In the entries below, find the lines with the word "endometriosis" and copy them.

[Figure data in JSON]
↓↓↓

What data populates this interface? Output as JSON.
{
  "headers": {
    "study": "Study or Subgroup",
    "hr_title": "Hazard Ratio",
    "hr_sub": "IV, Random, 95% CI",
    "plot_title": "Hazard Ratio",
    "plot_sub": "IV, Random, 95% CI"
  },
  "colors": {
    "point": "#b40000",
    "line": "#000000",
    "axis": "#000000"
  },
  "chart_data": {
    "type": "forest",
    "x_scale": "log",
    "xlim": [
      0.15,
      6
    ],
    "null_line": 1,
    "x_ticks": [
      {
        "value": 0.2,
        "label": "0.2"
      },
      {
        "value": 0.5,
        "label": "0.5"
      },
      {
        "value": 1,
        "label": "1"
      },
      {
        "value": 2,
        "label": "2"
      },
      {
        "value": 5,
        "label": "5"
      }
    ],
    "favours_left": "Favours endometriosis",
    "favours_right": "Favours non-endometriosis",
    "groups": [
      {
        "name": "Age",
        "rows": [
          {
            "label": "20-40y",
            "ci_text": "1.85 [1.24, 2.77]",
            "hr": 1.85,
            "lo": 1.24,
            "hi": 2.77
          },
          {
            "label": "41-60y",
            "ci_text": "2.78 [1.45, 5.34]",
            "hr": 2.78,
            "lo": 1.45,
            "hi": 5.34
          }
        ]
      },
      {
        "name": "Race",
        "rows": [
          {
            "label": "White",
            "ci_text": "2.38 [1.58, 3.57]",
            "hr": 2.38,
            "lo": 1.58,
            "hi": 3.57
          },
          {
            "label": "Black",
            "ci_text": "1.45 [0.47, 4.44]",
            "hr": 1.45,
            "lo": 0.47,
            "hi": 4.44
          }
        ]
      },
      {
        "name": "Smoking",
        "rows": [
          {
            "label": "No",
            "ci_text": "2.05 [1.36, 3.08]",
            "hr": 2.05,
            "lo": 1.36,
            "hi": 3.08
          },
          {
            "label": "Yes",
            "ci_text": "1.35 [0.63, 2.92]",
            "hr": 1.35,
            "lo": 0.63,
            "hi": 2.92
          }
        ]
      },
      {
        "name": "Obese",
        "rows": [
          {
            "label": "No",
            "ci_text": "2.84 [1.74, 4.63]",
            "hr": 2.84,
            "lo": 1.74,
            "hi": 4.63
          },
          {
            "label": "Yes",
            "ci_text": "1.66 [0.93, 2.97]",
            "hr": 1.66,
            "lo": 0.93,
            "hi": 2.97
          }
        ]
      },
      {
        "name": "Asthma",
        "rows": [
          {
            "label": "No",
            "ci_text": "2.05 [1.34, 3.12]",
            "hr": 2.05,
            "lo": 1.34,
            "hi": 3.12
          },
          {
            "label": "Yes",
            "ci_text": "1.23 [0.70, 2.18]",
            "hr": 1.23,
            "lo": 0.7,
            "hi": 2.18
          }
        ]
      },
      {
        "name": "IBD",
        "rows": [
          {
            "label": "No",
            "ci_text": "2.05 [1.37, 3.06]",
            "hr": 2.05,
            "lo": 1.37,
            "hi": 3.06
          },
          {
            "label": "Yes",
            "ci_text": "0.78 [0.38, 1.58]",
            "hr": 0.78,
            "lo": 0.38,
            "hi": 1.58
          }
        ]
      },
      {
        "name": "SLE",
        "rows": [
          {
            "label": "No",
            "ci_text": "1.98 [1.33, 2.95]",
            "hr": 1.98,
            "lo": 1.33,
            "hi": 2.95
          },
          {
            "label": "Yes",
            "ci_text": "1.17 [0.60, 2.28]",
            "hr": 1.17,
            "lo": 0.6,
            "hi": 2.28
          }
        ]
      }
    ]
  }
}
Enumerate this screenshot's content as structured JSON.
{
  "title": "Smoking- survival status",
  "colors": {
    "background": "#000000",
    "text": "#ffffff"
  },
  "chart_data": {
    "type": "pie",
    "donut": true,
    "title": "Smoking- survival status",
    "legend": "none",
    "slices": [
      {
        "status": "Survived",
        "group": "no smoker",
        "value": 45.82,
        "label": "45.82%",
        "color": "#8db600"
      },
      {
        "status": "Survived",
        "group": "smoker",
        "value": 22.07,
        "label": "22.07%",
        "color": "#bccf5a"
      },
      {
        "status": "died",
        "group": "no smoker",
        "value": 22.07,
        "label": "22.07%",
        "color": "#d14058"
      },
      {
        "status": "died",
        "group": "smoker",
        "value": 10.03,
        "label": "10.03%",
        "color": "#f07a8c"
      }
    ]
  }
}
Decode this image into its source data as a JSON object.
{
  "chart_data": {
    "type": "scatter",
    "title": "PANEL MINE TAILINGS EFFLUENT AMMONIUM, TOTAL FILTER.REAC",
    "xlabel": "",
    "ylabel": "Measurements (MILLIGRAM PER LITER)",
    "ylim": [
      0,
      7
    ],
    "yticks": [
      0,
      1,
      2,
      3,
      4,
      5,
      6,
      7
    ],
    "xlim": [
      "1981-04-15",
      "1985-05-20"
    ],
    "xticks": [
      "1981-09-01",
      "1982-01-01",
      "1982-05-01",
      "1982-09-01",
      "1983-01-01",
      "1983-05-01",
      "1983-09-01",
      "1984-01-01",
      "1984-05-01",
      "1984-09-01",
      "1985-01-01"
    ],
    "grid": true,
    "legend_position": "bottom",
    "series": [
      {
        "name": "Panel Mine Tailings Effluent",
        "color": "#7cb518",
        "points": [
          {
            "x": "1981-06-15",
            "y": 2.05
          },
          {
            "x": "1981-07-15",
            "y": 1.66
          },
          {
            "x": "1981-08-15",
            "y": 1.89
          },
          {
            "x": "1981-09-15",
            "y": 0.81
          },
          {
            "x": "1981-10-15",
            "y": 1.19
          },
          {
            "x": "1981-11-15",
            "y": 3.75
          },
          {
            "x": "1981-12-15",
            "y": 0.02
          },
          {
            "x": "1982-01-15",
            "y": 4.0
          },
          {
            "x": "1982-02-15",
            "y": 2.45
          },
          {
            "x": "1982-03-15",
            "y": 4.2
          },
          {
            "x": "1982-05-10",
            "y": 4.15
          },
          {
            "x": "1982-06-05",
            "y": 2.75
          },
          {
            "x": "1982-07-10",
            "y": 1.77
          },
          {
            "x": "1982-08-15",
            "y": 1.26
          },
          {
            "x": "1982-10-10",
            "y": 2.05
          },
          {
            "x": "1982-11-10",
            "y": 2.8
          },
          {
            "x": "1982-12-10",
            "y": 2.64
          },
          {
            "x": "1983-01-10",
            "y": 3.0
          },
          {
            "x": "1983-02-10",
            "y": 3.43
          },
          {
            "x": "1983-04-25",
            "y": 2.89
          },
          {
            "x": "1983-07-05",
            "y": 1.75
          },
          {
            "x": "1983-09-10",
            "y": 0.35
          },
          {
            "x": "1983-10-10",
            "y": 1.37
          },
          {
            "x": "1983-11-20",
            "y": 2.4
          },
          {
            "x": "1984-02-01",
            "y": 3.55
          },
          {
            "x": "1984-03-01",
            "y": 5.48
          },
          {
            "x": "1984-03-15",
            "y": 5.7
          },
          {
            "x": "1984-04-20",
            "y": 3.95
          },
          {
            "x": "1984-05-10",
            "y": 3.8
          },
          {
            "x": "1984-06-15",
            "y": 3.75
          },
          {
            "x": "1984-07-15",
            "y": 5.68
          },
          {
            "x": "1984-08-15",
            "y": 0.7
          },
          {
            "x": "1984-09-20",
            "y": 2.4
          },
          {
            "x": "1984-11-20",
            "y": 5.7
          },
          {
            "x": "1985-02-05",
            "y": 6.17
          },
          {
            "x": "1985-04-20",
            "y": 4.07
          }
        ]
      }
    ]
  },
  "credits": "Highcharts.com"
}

↑↑↑

Solution to this exercise ::
    "favours_left": "Favours endometriosis",
    "favours_right": "Favours non-endometriosis",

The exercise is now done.